--- start ---
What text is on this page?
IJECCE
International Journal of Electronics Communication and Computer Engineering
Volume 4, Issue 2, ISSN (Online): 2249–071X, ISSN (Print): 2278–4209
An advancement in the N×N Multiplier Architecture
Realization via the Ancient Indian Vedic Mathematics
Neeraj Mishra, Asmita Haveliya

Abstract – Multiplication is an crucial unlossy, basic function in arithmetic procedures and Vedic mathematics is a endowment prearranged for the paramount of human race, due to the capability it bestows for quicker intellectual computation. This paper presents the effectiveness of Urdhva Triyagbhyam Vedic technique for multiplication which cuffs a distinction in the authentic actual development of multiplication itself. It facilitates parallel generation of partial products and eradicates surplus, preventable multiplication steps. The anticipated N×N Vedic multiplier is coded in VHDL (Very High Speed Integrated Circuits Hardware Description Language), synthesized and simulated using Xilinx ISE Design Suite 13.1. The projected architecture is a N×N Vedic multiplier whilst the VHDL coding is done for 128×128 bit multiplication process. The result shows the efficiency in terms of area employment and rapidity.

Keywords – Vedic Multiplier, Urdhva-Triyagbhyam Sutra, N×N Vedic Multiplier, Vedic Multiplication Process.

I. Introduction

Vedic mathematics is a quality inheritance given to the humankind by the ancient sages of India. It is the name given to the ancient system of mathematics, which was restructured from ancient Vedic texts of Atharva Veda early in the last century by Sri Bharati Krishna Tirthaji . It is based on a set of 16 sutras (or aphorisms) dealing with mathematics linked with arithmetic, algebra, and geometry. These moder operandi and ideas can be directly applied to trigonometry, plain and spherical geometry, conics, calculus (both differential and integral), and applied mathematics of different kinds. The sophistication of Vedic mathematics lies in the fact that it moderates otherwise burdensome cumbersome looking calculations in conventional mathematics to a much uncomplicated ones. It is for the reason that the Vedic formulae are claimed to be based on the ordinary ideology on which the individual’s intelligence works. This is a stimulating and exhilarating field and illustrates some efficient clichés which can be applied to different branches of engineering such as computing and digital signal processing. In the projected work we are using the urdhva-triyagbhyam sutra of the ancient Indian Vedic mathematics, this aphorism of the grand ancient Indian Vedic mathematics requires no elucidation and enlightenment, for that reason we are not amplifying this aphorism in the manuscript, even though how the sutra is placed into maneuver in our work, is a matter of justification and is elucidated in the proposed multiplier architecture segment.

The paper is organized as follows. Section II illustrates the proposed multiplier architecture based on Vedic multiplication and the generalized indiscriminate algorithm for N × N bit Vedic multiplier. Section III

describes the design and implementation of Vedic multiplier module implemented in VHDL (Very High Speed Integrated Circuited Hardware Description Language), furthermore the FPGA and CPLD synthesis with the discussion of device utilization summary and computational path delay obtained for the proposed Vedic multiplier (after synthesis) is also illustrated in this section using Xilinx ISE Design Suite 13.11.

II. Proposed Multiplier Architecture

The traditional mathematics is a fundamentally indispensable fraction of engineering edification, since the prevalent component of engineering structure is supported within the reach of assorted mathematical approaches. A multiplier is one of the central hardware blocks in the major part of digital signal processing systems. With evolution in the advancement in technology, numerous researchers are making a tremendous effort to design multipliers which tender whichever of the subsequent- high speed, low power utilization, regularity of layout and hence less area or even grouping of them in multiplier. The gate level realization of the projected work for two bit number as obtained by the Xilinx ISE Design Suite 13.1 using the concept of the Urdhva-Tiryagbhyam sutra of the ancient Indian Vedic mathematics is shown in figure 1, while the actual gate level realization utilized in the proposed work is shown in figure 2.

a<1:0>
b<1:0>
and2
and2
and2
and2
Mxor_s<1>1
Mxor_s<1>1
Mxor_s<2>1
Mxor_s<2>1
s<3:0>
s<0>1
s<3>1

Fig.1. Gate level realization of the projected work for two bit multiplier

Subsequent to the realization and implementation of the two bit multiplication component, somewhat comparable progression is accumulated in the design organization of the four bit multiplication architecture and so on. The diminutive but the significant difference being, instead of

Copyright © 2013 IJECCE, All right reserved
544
--- end ---
EXERCISE BRIEF:
In the entries above, count each line that holds "Language". Give the total and nothing else.

RESULT:
2